- **Tasks**
(a) Translate this sentence from the passage on handling and unhooking fish into Spanish: "Flatfish should be held gently behind the head with your fingers underneath and your thumb on top."
(b) Pick up the passage on handling and unhooking fish after its last sentence and carry it on.

- **Text**
──────
Flatfish should be held gently behind the head with your fingers underneath and your thumb on top.

I feel that in this part the mackerel should have its own mention here – the long and short of it is that the heat and oils from our hands damage their skin – which in turn causes them to die from between 3 to 48 hours afterwards.  I have done some research on this and have found many references on websites which have been confirmed by CEFAS (Centre for Environment, Fisheries & Aquaculture Science).


The recommendation here is:

1.    Stop catching them once you have reached your personal quota and change rigs to go for other fish like Bass which won’t be far from the shoal.

2.    Use gloves / a cloth whilst unhooking them.

3.    Use barbless hooks and shake them off without touching them.


Removing Hooks

Once you have hold of your fish you will want to get the hook out of it so you can carry on fishing.  There are many tools to help you do this and everyone will have their favourite.  It has been suggested that there are a few ways to subdue a fish and make it easier to remove the hook.  One way is to place a damp cloth over its eyes, and the other is to turn it on its back.  I have not tried the fist but have had some success on the second.  Fish that are going to be returned should be unhooked as quickly as possible.

disgorgersFor smaller fish you can use a disgorger which is a moulded plastic or aluminium tool where the end is slipped over the line and sliding it down to the bend in the hook.  A push is then needed to remove the hook, and under the pressure of the line, the hook will tighten against the end of the disgorger and removed from the mouth.

Bigger fish you can use a set of forceps or long (snipe) nosed pliers to do the job.

For shark, tope, eels and rays etc then a normal set of pliers can sometimes be used at a push – but remember to keep your fingers away from the teeth/grinders – although its much safer and more prefereable to use a heavy disgorger, or T-bar, as they are commonly referred to.
──────
Structured page parsing data:
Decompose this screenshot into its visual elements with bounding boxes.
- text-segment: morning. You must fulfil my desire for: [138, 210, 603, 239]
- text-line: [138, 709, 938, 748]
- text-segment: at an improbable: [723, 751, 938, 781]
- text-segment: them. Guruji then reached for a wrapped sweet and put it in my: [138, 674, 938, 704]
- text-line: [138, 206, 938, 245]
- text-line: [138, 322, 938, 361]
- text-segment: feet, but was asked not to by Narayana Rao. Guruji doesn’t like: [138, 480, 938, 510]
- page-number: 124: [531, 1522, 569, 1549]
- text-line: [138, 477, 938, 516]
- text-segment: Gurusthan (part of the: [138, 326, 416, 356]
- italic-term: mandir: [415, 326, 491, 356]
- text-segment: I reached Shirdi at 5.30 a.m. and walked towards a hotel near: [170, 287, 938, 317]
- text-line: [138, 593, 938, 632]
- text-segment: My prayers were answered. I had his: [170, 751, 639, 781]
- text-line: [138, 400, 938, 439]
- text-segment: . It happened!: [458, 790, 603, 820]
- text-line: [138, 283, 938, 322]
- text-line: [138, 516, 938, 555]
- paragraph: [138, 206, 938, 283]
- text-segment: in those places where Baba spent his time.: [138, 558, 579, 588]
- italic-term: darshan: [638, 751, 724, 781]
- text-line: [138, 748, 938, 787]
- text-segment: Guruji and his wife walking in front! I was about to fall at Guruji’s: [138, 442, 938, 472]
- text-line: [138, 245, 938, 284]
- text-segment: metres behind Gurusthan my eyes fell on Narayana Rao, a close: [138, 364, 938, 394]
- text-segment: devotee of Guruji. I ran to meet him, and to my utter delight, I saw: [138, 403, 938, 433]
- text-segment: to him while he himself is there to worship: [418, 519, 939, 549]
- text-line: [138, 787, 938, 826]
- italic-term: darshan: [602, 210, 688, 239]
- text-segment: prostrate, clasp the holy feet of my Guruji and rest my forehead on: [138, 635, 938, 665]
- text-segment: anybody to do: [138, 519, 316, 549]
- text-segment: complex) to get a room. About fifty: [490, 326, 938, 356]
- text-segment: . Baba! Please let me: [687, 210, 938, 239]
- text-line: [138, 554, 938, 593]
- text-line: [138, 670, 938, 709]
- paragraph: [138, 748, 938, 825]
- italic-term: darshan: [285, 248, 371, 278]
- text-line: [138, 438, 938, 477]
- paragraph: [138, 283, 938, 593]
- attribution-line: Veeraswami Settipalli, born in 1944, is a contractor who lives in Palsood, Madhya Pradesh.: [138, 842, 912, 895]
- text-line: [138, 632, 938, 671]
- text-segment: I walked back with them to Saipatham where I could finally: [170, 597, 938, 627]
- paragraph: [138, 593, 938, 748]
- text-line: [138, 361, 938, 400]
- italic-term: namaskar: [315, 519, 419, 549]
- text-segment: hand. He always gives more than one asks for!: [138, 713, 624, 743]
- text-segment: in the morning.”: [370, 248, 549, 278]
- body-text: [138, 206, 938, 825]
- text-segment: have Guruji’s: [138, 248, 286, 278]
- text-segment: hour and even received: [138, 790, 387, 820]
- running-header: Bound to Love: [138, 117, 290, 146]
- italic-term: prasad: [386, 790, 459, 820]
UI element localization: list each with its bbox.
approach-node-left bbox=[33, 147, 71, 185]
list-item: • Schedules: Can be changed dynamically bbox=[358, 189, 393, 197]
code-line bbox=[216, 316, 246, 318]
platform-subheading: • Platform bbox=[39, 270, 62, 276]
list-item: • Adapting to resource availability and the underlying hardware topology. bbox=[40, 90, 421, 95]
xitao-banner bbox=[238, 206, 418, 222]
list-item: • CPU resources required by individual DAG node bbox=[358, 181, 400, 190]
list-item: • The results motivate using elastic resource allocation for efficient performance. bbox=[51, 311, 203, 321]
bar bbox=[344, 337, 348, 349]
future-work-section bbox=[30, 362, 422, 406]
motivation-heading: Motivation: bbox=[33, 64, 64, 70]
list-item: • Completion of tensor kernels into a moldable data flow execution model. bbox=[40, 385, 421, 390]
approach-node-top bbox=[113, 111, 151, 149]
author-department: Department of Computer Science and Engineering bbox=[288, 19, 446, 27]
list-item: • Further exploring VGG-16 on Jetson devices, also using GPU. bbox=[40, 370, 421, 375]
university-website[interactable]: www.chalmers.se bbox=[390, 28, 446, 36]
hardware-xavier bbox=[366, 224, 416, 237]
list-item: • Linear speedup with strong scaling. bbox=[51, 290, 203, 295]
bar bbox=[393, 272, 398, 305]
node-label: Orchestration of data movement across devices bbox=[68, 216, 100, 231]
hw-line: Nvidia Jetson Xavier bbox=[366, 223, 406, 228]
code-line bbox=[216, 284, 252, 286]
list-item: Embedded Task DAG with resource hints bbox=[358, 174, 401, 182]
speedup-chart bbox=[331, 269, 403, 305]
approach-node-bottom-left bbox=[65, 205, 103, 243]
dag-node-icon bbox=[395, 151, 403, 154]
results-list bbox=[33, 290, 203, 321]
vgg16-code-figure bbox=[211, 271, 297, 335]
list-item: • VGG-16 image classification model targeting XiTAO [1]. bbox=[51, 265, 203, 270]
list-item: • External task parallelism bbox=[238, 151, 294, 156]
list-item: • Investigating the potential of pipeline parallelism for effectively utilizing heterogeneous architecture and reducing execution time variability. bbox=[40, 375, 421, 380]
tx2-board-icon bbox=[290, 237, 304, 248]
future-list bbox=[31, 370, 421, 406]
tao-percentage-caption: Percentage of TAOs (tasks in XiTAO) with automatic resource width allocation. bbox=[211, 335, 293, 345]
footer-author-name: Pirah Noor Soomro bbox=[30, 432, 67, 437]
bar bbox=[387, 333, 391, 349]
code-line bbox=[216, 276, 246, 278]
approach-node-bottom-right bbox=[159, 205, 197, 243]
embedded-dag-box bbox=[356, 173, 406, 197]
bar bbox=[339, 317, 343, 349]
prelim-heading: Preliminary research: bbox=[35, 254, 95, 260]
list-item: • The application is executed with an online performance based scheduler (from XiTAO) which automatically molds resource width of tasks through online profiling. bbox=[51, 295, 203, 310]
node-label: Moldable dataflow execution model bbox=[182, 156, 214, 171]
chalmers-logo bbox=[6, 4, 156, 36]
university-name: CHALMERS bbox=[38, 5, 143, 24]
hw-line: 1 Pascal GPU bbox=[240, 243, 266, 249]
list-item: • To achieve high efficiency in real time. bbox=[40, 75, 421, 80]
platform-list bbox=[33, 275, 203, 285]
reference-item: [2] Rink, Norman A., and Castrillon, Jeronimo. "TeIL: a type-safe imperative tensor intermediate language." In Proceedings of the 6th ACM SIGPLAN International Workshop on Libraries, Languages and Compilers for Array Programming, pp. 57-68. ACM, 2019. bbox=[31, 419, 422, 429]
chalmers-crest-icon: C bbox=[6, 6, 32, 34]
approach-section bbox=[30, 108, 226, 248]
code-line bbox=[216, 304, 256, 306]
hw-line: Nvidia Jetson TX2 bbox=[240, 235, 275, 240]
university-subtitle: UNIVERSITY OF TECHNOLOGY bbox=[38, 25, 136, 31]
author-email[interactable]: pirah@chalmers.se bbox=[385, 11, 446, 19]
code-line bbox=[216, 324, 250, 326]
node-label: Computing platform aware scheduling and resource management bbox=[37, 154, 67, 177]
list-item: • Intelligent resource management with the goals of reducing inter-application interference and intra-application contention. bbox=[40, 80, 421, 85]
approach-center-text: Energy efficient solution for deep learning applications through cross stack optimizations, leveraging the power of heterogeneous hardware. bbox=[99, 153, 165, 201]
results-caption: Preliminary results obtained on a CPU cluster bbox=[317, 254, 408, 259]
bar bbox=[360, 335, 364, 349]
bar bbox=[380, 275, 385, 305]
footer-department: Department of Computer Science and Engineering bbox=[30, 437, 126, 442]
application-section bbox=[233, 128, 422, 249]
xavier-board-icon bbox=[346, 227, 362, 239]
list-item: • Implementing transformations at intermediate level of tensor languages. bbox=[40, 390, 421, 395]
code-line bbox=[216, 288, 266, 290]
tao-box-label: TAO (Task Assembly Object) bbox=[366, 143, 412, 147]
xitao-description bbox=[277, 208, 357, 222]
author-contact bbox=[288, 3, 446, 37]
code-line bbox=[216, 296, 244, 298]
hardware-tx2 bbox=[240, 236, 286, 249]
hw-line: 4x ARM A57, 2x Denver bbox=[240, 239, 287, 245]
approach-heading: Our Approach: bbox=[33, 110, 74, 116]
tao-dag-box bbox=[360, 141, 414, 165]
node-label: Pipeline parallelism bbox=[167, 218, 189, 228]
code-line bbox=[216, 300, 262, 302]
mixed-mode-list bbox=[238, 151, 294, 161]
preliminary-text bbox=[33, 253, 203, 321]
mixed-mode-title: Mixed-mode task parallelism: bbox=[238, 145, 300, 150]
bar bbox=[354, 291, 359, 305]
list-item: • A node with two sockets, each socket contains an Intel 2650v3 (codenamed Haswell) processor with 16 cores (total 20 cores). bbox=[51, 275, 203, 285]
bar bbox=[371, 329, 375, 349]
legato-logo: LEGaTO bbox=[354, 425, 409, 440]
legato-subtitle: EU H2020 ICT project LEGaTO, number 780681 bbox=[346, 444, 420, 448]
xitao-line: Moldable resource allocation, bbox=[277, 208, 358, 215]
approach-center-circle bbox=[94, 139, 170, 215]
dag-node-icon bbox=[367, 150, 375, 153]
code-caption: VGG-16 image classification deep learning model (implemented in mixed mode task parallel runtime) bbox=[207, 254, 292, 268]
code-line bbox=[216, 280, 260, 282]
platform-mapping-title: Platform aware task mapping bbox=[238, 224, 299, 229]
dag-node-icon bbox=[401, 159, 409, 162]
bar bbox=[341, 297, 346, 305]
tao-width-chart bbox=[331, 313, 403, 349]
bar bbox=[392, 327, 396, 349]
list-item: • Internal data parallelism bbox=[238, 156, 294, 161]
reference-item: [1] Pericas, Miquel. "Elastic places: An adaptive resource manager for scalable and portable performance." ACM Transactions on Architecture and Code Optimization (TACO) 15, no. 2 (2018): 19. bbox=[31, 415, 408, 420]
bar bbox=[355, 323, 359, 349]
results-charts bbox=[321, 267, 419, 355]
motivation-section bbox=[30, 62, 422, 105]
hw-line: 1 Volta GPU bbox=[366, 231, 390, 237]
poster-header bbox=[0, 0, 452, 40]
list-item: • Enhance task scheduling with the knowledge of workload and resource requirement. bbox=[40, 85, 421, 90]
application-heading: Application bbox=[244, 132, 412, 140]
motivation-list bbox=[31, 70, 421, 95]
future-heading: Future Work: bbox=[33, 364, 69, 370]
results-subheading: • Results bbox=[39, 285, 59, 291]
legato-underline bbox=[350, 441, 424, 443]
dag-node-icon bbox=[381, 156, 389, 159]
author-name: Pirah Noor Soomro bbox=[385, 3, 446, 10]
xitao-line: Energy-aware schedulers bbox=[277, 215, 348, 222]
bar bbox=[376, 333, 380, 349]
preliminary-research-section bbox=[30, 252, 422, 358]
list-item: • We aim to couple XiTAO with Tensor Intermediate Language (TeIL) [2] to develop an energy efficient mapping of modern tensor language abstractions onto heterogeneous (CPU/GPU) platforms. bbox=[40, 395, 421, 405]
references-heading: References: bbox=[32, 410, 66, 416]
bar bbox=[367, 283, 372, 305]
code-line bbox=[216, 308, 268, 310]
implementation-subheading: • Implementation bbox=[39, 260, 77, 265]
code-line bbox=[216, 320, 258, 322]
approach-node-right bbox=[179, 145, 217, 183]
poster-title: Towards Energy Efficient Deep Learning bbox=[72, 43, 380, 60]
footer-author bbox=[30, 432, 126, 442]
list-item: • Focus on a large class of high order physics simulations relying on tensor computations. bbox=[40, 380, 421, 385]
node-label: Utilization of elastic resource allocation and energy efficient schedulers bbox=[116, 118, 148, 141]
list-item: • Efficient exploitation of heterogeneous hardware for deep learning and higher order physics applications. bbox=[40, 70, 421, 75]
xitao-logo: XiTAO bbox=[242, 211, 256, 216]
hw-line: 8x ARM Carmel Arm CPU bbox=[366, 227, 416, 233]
──────
- **Written responses**
(a) Los peces planos deben sujetarse con suavidad por detrás de la cabeza, con los dedos por debajo y el pulgar por encima.

(b)
The best place to grip a hook is not on its shank, but in the middle of the bend where gentle, but persistent pressure away from the hook hold will lift the hook point free. Twisting the hook will do no good at all. If a fish has pulled the hook point fully through the lip or any part of the skin, then it’s quicker to snip the hook trace off above the hook, and pull the hook through point first followed by the shank.

The next bit is a bit of a debate, what to do if you can’t get the hook out – do you cut it off and leave the hook in there, or do you try your hardest to get the hook out and possibly end up killing said fish?

I can only offer what I know. If you take what fish eat, broken mussel, razorfish shells and hard backed crab for instance, then you realise just how insignificant a hook can be to a fish. There is evidence to suggest that fish can shed a hook within hours of being hooked, providing it is a bronze pattern and that it will corrode. It is recommended that coated or commercially plated pattern hooks and stainless steel hooks should never be used for this reason.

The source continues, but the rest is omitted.